## start INFORMATION PROVIDED

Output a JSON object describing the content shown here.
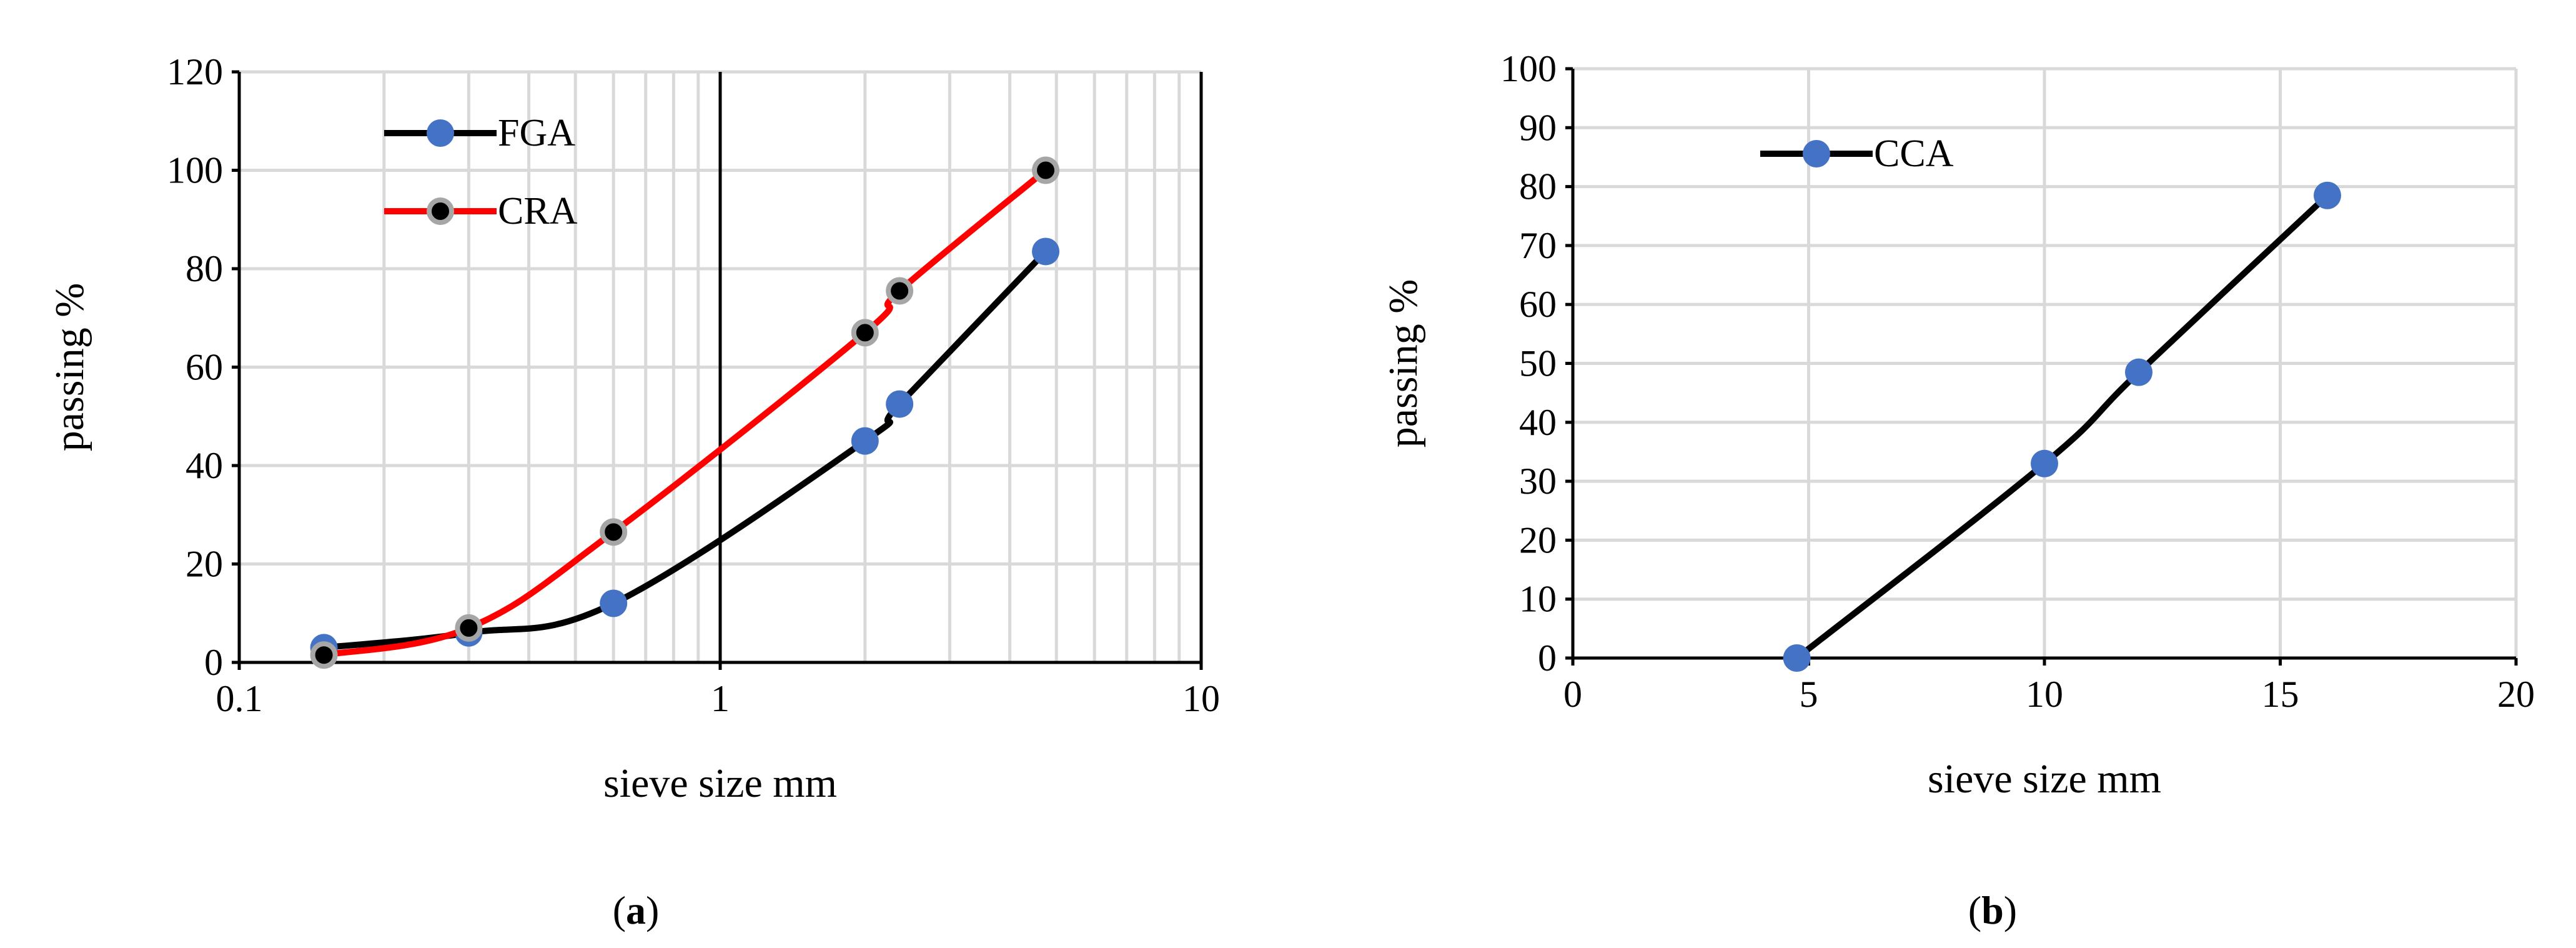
{
  "chart_data": [
    {
      "type": "line",
      "panel": "(a)",
      "panel_letter": "a",
      "xscale": "log",
      "xlabel": "sieve size mm",
      "ylabel": "passing %",
      "xlim": [
        0.1,
        10
      ],
      "ylim": [
        0,
        120
      ],
      "xticks": [
        0.1,
        1,
        10
      ],
      "xtick_labels": [
        "0.1",
        "1",
        "10"
      ],
      "yticks": [
        0,
        20,
        40,
        60,
        80,
        100,
        120
      ],
      "ytick_labels": [
        "0",
        "20",
        "40",
        "60",
        "80",
        "100",
        "120"
      ],
      "grid": true,
      "legend_position": "top-left",
      "series": [
        {
          "name": "FGA",
          "color": "#000000",
          "marker_color": "#4472C4",
          "x": [
            0.15,
            0.3,
            0.6,
            2.0,
            2.36,
            4.75
          ],
          "y": [
            3,
            6,
            12,
            45,
            52.5,
            83.5
          ]
        },
        {
          "name": "CRA",
          "color": "#FF0000",
          "marker_color": "#000000",
          "x": [
            0.15,
            0.3,
            0.6,
            2.0,
            2.36,
            4.75
          ],
          "y": [
            1.5,
            7,
            26.5,
            67,
            75.5,
            100
          ]
        }
      ]
    },
    {
      "type": "line",
      "panel": "(b)",
      "panel_letter": "b",
      "xscale": "linear",
      "xlabel": "sieve size mm",
      "ylabel": "passing %",
      "xlim": [
        0,
        20
      ],
      "ylim": [
        0,
        100
      ],
      "xticks": [
        0,
        5,
        10,
        15,
        20
      ],
      "xtick_labels": [
        "0",
        "5",
        "10",
        "15",
        "20"
      ],
      "yticks": [
        0,
        10,
        20,
        30,
        40,
        50,
        60,
        70,
        80,
        90,
        100
      ],
      "ytick_labels": [
        "0",
        "10",
        "20",
        "30",
        "40",
        "50",
        "60",
        "70",
        "80",
        "90",
        "100"
      ],
      "grid": true,
      "legend_position": "top-left",
      "series": [
        {
          "name": "CCA",
          "color": "#000000",
          "marker_color": "#4472C4",
          "x": [
            4.75,
            10,
            12,
            16
          ],
          "y": [
            0,
            33,
            48.5,
            78.5
          ]
        }
      ]
    }
  ]
}
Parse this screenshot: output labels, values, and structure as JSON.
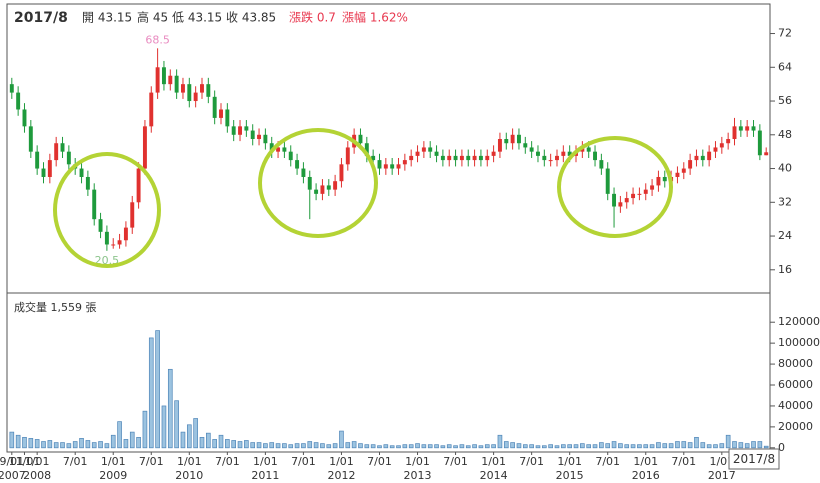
{
  "chart_data": {
    "type": "candlestick",
    "title": "2017/8",
    "quote": [
      "開 43.15",
      "高 45",
      "低 43.15",
      "收 43.85",
      "漲跌 0.7",
      "漲幅 1.62%"
    ],
    "volume_label": "成交量 1,559 張",
    "up_color": "#e0312f",
    "down_color": "#1e9a3c",
    "volume_color": "#9cc3e0",
    "volume_edge": "#4f86b8",
    "max_color": "#e98bc0",
    "min_color": "#8cc48c",
    "open": [
      60,
      58,
      54,
      50,
      44,
      40,
      38,
      42,
      46,
      44,
      41,
      40,
      38,
      35,
      28,
      25,
      22,
      22,
      23,
      26,
      32,
      40,
      50,
      58,
      64,
      60,
      62,
      58,
      60,
      56,
      58,
      60,
      57,
      52,
      54,
      50,
      48,
      50,
      49,
      47,
      48,
      46,
      44,
      45,
      44,
      42,
      40,
      38,
      35,
      34,
      36,
      35,
      37,
      41,
      45,
      48,
      46,
      43,
      42,
      40,
      41,
      40,
      41,
      42,
      43,
      44,
      45,
      44,
      43,
      42,
      43,
      42,
      43,
      42,
      43,
      42,
      43,
      44,
      47,
      46,
      48,
      46,
      45,
      44,
      43,
      42,
      42,
      43,
      44,
      43,
      44,
      45,
      44,
      42,
      40,
      34,
      31,
      32,
      33,
      34,
      34,
      35,
      36,
      38,
      37,
      38,
      39,
      40,
      42,
      43,
      42,
      44,
      45,
      46,
      47,
      50,
      49,
      50,
      49,
      43.15
    ],
    "high": [
      61.5,
      59.5,
      55.5,
      51.5,
      45.5,
      41.5,
      43.5,
      47.5,
      47.5,
      45.5,
      42.5,
      41.5,
      39.5,
      36.5,
      29.5,
      26.5,
      23.5,
      24.5,
      27.5,
      33.5,
      41.5,
      51.5,
      59.5,
      68.5,
      65.5,
      63.5,
      63.5,
      61.5,
      61.5,
      59.5,
      61.5,
      61.5,
      58.5,
      55.5,
      55.5,
      51.5,
      51.5,
      51.5,
      50.5,
      49.5,
      49.5,
      47.5,
      46.5,
      46.5,
      45.5,
      43.5,
      41.5,
      39.5,
      36.5,
      37.5,
      37.5,
      38.5,
      42.5,
      46.5,
      49.5,
      49.5,
      47.5,
      44.5,
      43.5,
      42.5,
      42.5,
      42.5,
      43.5,
      44.5,
      45.5,
      46.5,
      46.5,
      45.5,
      44.5,
      44.5,
      44.5,
      44.5,
      44.5,
      44.5,
      44.5,
      44.5,
      45.5,
      48.5,
      48.5,
      49.5,
      49.5,
      47.5,
      46.5,
      45.5,
      44.5,
      43.5,
      44.5,
      45.5,
      45.5,
      45.5,
      46.5,
      46.5,
      45.5,
      43.5,
      41.5,
      35.5,
      33.5,
      34.5,
      35.5,
      35.5,
      36.5,
      37.5,
      39.5,
      39.5,
      39.5,
      40.5,
      41.5,
      43.5,
      44.5,
      44.5,
      45.5,
      46.5,
      47.5,
      48.5,
      52,
      51.5,
      51.5,
      51.5,
      50.5,
      45
    ],
    "low": [
      56.5,
      52.5,
      48.5,
      42.5,
      38.5,
      36.5,
      36.5,
      40.5,
      42.5,
      39.5,
      38.5,
      36.5,
      33.5,
      26.5,
      23.5,
      20.5,
      21,
      21,
      21.5,
      24.5,
      30.5,
      38.5,
      48.5,
      56.5,
      58.5,
      58.5,
      56.5,
      56.5,
      54.5,
      54.5,
      56.5,
      55.5,
      50.5,
      50.5,
      48.5,
      46.5,
      46.5,
      47.5,
      45.5,
      45.5,
      44.5,
      42.5,
      42.5,
      42.5,
      40.5,
      38.5,
      36.5,
      28,
      32.5,
      32.5,
      33.5,
      33.5,
      35.5,
      39.5,
      43.5,
      44.5,
      41.5,
      40.5,
      38.5,
      38.5,
      38.5,
      38.5,
      39.5,
      40.5,
      41.5,
      42.5,
      42.5,
      41.5,
      40.5,
      40.5,
      40.5,
      40.5,
      40.5,
      40.5,
      40.5,
      40.5,
      41.5,
      42.5,
      44.5,
      44.5,
      44.5,
      43.5,
      42.5,
      41.5,
      40.5,
      40.5,
      40.5,
      41.5,
      41.5,
      41.5,
      42.5,
      42.5,
      40.5,
      38.5,
      32.5,
      26,
      29.5,
      30.5,
      31.5,
      32.5,
      32.5,
      33.5,
      34.5,
      35.5,
      35.5,
      36.5,
      37.5,
      38.5,
      40.5,
      40.5,
      40.5,
      42.5,
      43.5,
      44.5,
      45.5,
      47.5,
      47.5,
      47.5,
      42,
      43.15
    ],
    "close": [
      58,
      54,
      50,
      44,
      40,
      38,
      42,
      46,
      44,
      41,
      40,
      38,
      35,
      28,
      25,
      22,
      22,
      23,
      26,
      32,
      40,
      50,
      58,
      64,
      60,
      62,
      58,
      60,
      56,
      58,
      60,
      57,
      52,
      54,
      50,
      48,
      50,
      49,
      47,
      48,
      46,
      44,
      45,
      44,
      42,
      40,
      38,
      35,
      34,
      36,
      35,
      37,
      41,
      45,
      48,
      46,
      43,
      42,
      40,
      41,
      40,
      41,
      42,
      43,
      44,
      45,
      44,
      43,
      42,
      43,
      42,
      43,
      42,
      43,
      42,
      43,
      44,
      47,
      46,
      48,
      46,
      45,
      44,
      43,
      42,
      42,
      43,
      44,
      43,
      44,
      45,
      44,
      42,
      40,
      34,
      31,
      32,
      33,
      34,
      34,
      35,
      36,
      38,
      37,
      38,
      39,
      40,
      42,
      43,
      42,
      44,
      45,
      46,
      47,
      50,
      49,
      50,
      49,
      43.15,
      43.85
    ],
    "volume": [
      15000,
      12000,
      10000,
      9000,
      8000,
      6000,
      7000,
      5000,
      5000,
      4000,
      6000,
      9000,
      7000,
      5000,
      6000,
      4000,
      12000,
      25000,
      8000,
      15000,
      10000,
      35000,
      105000,
      112000,
      40000,
      75000,
      45000,
      15000,
      22000,
      28000,
      10000,
      14000,
      8000,
      12000,
      8000,
      7000,
      6000,
      7000,
      5000,
      5000,
      4000,
      5000,
      4000,
      4000,
      3000,
      4000,
      4000,
      6000,
      5000,
      4000,
      3000,
      4000,
      16000,
      5000,
      6000,
      4000,
      3000,
      3000,
      2000,
      3000,
      2000,
      2000,
      3000,
      3000,
      4000,
      3000,
      3000,
      3000,
      2000,
      3000,
      2000,
      3000,
      2000,
      3000,
      2000,
      3000,
      3000,
      12000,
      6000,
      5000,
      4000,
      3000,
      3000,
      2000,
      2000,
      3000,
      2000,
      3000,
      3000,
      3000,
      4000,
      3000,
      3000,
      5000,
      4000,
      6000,
      4000,
      3000,
      3000,
      3000,
      3000,
      3000,
      5000,
      4000,
      4000,
      6000,
      6000,
      5000,
      10000,
      5000,
      3000,
      3000,
      4000,
      12000,
      6000,
      5000,
      4000,
      6000,
      6000,
      1559
    ],
    "xlim": [
      -0.6,
      119.6
    ],
    "xticks": [
      {
        "value": 0,
        "label": "9/01",
        "year": "2007"
      },
      {
        "value": 2,
        "label": "11/01"
      },
      {
        "value": 4,
        "label": "1/01",
        "year": "2008"
      },
      {
        "value": 10,
        "label": "7/01"
      },
      {
        "value": 16,
        "label": "1/01",
        "year": "2009"
      },
      {
        "value": 22,
        "label": "7/01"
      },
      {
        "value": 28,
        "label": "1/01",
        "year": "2010"
      },
      {
        "value": 34,
        "label": "7/01"
      },
      {
        "value": 40,
        "label": "1/01",
        "year": "2011"
      },
      {
        "value": 46,
        "label": "7/01"
      },
      {
        "value": 52,
        "label": "1/01",
        "year": "2012"
      },
      {
        "value": 58,
        "label": "7/01"
      },
      {
        "value": 64,
        "label": "1/01",
        "year": "2013"
      },
      {
        "value": 70,
        "label": "7/01"
      },
      {
        "value": 76,
        "label": "1/01",
        "year": "2014"
      },
      {
        "value": 82,
        "label": "7/01"
      },
      {
        "value": 88,
        "label": "1/01",
        "year": "2015"
      },
      {
        "value": 94,
        "label": "7/01"
      },
      {
        "value": 100,
        "label": "1/01",
        "year": "2016"
      },
      {
        "value": 106,
        "label": "7/01"
      },
      {
        "value": 112,
        "label": "1/01",
        "year": "2017"
      }
    ],
    "ylim": [
      10.5,
      79
    ],
    "yticks": [
      16,
      24,
      32,
      40,
      48,
      56,
      64,
      72
    ],
    "y2lim": [
      -4000,
      146000
    ],
    "y2ticks": [
      0,
      20000,
      40000,
      60000,
      80000,
      100000,
      120000
    ]
  }
}
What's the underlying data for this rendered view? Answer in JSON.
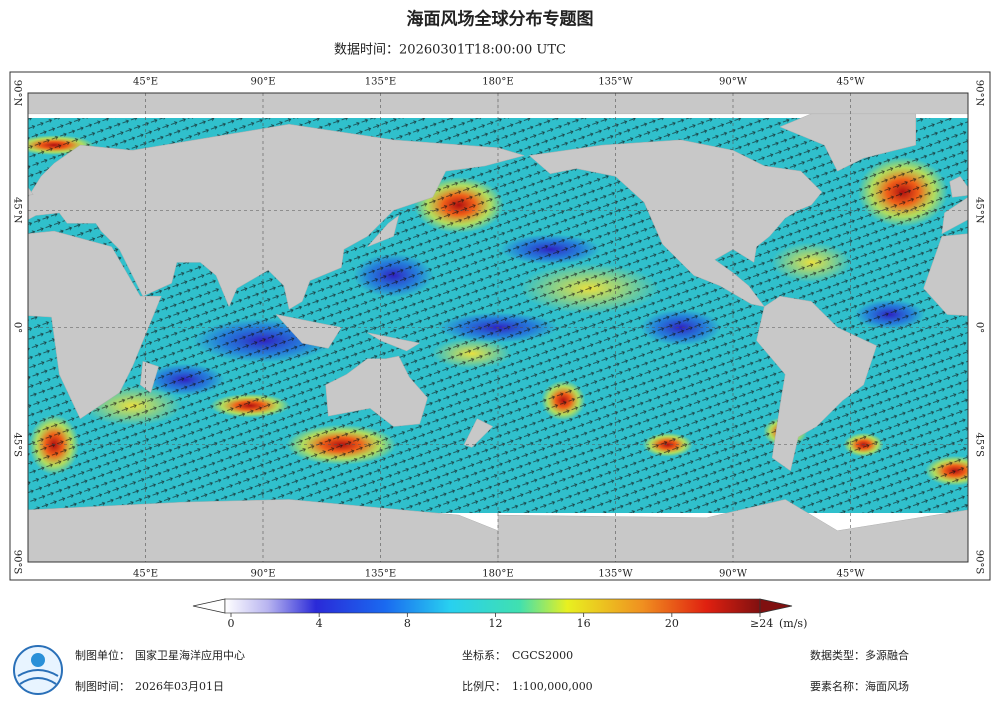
{
  "map": {
    "title": "海面风场全球分布专题图",
    "subtitle": "数据时间：20260301T18:00:00 UTC",
    "lon_ticks": [
      {
        "value": 45,
        "label": "45°E"
      },
      {
        "value": 90,
        "label": "90°E"
      },
      {
        "value": 135,
        "label": "135°E"
      },
      {
        "value": 180,
        "label": "180°E"
      },
      {
        "value": -135,
        "label": "135°W"
      },
      {
        "value": -90,
        "label": "90°W"
      },
      {
        "value": -45,
        "label": "45°W"
      }
    ],
    "lat_ticks": [
      {
        "value": 90,
        "label": "90°N"
      },
      {
        "value": 45,
        "label": "45°N"
      },
      {
        "value": 0,
        "label": "0°"
      },
      {
        "value": -45,
        "label": "45°S"
      },
      {
        "value": -90,
        "label": "90°S"
      }
    ]
  },
  "colorbar": {
    "ticks": [
      0,
      4,
      8,
      12,
      16,
      20,
      {
        "value": 24,
        "label": "≥24"
      }
    ],
    "unit": "(m/s)"
  },
  "footer": [
    {
      "label": "制图单位：",
      "value": "国家卫星海洋应用中心"
    },
    {
      "label": "坐标系：",
      "value": "CGCS2000"
    },
    {
      "label": "数据类型：",
      "value": "多源融合"
    },
    {
      "label": "制图时间：",
      "value": "2026年03月01日"
    },
    {
      "label": "比例尺：",
      "value": "1:100,000,000"
    },
    {
      "label": "要素名称：",
      "value": "海面风场"
    }
  ]
}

## end INFORMATION PROVIDED

→ **WORK REQUIRED**
Show every line above in which the word "year" occurs.

→ **EXERCISE RESULT**
        "year": "2007"
        "year": "2008"
        "year": "2009"
        "year": "2010"
        "year": "2011"
        "year": "2012"
        "year": "2013"
        "year": "2014"
        "year": "2015"
        "year": "2016"
        "year": "2017"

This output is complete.